## Data records
————————
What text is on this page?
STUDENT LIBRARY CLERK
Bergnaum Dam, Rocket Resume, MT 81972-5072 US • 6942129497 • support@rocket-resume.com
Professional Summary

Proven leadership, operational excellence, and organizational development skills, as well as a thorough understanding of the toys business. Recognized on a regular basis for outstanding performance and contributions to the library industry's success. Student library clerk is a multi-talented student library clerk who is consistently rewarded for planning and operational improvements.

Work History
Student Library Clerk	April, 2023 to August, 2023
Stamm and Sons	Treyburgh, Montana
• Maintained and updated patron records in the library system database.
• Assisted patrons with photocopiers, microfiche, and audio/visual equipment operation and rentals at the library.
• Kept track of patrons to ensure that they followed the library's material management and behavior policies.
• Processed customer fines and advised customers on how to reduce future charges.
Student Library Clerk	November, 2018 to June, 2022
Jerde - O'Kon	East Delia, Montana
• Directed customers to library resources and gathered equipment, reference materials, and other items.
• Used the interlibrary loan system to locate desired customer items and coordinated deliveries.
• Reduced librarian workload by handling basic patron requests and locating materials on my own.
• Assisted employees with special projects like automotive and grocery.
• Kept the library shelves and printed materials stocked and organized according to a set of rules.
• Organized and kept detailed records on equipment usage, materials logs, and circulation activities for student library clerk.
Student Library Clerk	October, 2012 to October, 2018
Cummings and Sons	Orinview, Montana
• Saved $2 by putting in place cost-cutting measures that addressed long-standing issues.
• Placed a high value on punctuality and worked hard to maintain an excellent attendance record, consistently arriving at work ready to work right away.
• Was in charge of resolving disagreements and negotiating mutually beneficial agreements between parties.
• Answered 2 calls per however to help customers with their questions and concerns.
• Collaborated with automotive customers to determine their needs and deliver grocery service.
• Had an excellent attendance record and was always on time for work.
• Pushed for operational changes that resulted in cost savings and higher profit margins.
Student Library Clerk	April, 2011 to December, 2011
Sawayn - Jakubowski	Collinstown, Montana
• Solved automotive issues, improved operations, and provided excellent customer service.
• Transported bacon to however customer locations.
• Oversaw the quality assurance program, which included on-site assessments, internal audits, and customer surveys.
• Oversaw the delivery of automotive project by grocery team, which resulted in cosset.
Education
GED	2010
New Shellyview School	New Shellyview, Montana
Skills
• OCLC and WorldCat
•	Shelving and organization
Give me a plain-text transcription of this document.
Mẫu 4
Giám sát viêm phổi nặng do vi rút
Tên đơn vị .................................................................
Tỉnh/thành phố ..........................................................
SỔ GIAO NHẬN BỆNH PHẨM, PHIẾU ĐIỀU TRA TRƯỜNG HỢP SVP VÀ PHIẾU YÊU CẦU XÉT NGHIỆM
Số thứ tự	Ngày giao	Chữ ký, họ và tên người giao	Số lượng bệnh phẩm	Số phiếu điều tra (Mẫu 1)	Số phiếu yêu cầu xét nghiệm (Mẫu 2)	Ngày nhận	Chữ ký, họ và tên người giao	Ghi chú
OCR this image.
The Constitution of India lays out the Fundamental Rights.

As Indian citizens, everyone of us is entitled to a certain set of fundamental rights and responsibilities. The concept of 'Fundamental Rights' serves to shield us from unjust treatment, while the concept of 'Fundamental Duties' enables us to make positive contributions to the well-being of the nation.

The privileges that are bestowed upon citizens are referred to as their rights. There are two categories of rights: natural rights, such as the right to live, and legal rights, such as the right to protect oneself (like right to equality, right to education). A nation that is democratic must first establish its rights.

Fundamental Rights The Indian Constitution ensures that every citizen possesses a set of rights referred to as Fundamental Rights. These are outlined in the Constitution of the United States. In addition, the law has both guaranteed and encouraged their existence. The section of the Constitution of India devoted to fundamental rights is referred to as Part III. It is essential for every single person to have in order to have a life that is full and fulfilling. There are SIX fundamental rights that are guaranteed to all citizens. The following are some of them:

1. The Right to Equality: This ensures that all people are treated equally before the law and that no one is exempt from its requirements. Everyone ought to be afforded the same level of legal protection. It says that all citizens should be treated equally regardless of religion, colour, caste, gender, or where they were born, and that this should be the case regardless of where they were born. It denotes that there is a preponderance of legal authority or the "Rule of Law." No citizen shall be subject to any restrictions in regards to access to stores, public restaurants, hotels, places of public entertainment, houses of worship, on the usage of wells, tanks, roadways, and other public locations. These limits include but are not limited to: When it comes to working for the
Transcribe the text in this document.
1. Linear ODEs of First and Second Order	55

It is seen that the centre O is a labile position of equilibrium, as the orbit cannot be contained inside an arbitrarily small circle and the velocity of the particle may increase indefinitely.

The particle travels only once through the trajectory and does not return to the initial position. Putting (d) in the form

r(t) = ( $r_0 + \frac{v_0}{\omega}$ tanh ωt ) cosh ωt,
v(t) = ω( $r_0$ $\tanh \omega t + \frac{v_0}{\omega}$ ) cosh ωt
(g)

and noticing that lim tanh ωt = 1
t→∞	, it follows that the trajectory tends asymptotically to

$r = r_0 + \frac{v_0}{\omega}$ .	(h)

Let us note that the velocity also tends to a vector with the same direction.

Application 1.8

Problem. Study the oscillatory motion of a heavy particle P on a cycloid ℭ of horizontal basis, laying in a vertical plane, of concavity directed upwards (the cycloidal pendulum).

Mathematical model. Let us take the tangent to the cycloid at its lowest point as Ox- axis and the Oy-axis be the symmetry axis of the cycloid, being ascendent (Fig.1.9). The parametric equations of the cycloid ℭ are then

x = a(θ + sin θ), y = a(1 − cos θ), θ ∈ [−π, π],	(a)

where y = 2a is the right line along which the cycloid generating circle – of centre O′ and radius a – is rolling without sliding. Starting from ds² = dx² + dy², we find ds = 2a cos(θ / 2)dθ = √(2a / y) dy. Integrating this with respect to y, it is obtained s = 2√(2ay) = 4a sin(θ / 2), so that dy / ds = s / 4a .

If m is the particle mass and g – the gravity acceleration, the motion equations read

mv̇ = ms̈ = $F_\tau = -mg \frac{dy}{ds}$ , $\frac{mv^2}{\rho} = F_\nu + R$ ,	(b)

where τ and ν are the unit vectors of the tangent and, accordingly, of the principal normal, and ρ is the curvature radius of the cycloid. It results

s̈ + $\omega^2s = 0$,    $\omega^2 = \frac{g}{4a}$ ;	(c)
————————
Print every record exactly as it was given.

## Written answer
What text is on this page?
STUDENT LIBRARY CLERK
Bergnaum Dam, Rocket Resume, MT 81972-5072 US • 6942129497 • support@rocket-resume.com
Professional Summary

Proven leadership, operational excellence, and organizational development skills, as well as a thorough understanding of the toys business. Recognized on a regular basis for outstanding performance and contributions to the library industry's success. Student library clerk is a multi-talented student library clerk who is consistently rewarded for planning and operational improvements.

Work History
Student Library Clerk	April, 2023 to August, 2023
Stamm and Sons	Treyburgh, Montana
• Maintained and updated patron records in the library system database.
• Assisted patrons with photocopiers, microfiche, and audio/visual equipment operation and rentals at the library.
• Kept track of patrons to ensure that they followed the library's material management and behavior policies.
• Processed customer fines and advised customers on how to reduce future charges.
Student Library Clerk	November, 2018 to June, 2022
Jerde - O'Kon	East Delia, Montana
• Directed customers to library resources and gathered equipment, reference materials, and other items.
• Used the interlibrary loan system to locate desired customer items and coordinated deliveries.
• Reduced librarian workload by handling basic patron requests and locating materials on my own.
• Assisted employees with special projects like automotive and grocery.
• Kept the library shelves and printed materials stocked and organized according to a set of rules.
• Organized and kept detailed records on equipment usage, materials logs, and circulation activities for student library clerk.
Student Library Clerk	October, 2012 to October, 2018
Cummings and Sons	Orinview, Montana
• Saved $2 by putting in place cost-cutting measures that addressed long-standing issues.
• Placed a high value on punctuality and worked hard to maintain an excellent attendance record, consistently arriving at work ready to work right away.
• Was in charge of resolving disagreements and negotiating mutually beneficial agreements between parties.
• Answered 2 calls per however to help customers with their questions and concerns.
• Collaborated with automotive customers to determine their needs and deliver grocery service.
• Had an excellent attendance record and was always on time for work.
• Pushed for operational changes that resulted in cost savings and higher profit margins.
Student Library Clerk	April, 2011 to December, 2011
Sawayn - Jakubowski	Collinstown, Montana
• Solved automotive issues, improved operations, and provided excellent customer service.
• Transported bacon to however customer locations.
• Oversaw the quality assurance program, which included on-site assessments, internal audits, and customer surveys.
• Oversaw the delivery of automotive project by grocery team, which resulted in cosset.
Education
GED	2010
New Shellyview School	New Shellyview, Montana
Skills
• OCLC and WorldCat
•	Shelving and organization
Give me a plain-text transcription of this document.
Mẫu 4
Giám sát viêm phổi nặng do vi rút
Tên đơn vị .................................................................
Tỉnh/thành phố ..........................................................
SỔ GIAO NHẬN BỆNH PHẨM, PHIẾU ĐIỀU TRA TRƯỜNG HỢP SVP VÀ PHIẾU YÊU CẦU XÉT NGHIỆM
Số thứ tự	Ngày giao	Chữ ký, họ và tên người giao	Số lượng bệnh phẩm	Số phiếu điều tra (Mẫu 1)	Số phiếu yêu cầu xét nghiệm (Mẫu 2)	Ngày nhận	Chữ ký, họ và tên người giao	Ghi chú
OCR this image.
The Constitution of India lays out the Fundamental Rights.

As Indian citizens, everyone of us is entitled to a certain set of fundamental rights and responsibilities. The concept of 'Fundamental Rights' serves to shield us from unjust treatment, while the concept of 'Fundamental Duties' enables us to make positive contributions to the well-being of the nation.

The privileges that are bestowed upon citizens are referred to as their rights. There are two categories of rights: natural rights, such as the right to live, and legal rights, such as the right to protect oneself (like right to equality, right to education). A nation that is democratic must first establish its rights.

Fundamental Rights The Indian Constitution ensures that every citizen possesses a set of rights referred to as Fundamental Rights. These are outlined in the Constitution of the United States. In addition, the law has both guaranteed and encouraged their existence. The section of the Constitution of India devoted to fundamental rights is referred to as Part III. It is essential for every single person to have in order to have a life that is full and fulfilling. There are SIX fundamental rights that are guaranteed to all citizens. The following are some of them:

1. The Right to Equality: This ensures that all people are treated equally before the law and that no one is exempt from its requirements. Everyone ought to be afforded the same level of legal protection. It says that all citizens should be treated equally regardless of religion, colour, caste, gender, or where they were born, and that this should be the case regardless of where they were born. It denotes that there is a preponderance of legal authority or the "Rule of Law." No citizen shall be subject to any restrictions in regards to access to stores, public restaurants, hotels, places of public entertainment, houses of worship, on the usage of wells, tanks, roadways, and other public locations. These limits include but are not limited to: When it comes to working for the
Transcribe the text in this document.
1. Linear ODEs of First and Second Order	55

It is seen that the centre O is a labile position of equilibrium, as the orbit cannot be contained inside an arbitrarily small circle and the velocity of the particle may increase indefinitely.

The particle travels only once through the trajectory and does not return to the initial position. Putting (d) in the form

r(t) = ( $r_0 + \frac{v_0}{\omega}$ tanh ωt ) cosh ωt,
v(t) = ω( $r_0$ $\tanh \omega t + \frac{v_0}{\omega}$ ) cosh ωt
(g)

and noticing that lim tanh ωt = 1
t→∞	, it follows that the trajectory tends asymptotically to

$r = r_0 + \frac{v_0}{\omega}$ .	(h)

Let us note that the velocity also tends to a vector with the same direction.

Application 1.8

Problem. Study the oscillatory motion of a heavy particle P on a cycloid ℭ of horizontal basis, laying in a vertical plane, of concavity directed upwards (the cycloidal pendulum).

Mathematical model. Let us take the tangent to the cycloid at its lowest point as Ox- axis and the Oy-axis be the symmetry axis of the cycloid, being ascendent (Fig.1.9). The parametric equations of the cycloid ℭ are then

x = a(θ + sin θ), y = a(1 − cos θ), θ ∈ [−π, π],	(a)

where y = 2a is the right line along which the cycloid generating circle – of centre O′ and radius a – is rolling without sliding. Starting from ds² = dx² + dy², we find ds = 2a cos(θ / 2)dθ = √(2a / y) dy. Integrating this with respect to y, it is obtained s = 2√(2ay) = 4a sin(θ / 2), so that dy / ds = s / 4a .

If m is the particle mass and g – the gravity acceleration, the motion equations read

mv̇ = ms̈ = $F_\tau = -mg \frac{dy}{ds}$ , $\frac{mv^2}{\rho} = F_\nu + R$ ,	(b)

where τ and ν are the unit vectors of the tangent and, accordingly, of the principal normal, and ρ is the curvature radius of the cycloid. It results

s̈ + $\omega^2s = 0$,    $\omega^2 = \frac{g}{4a}$ ;	(c)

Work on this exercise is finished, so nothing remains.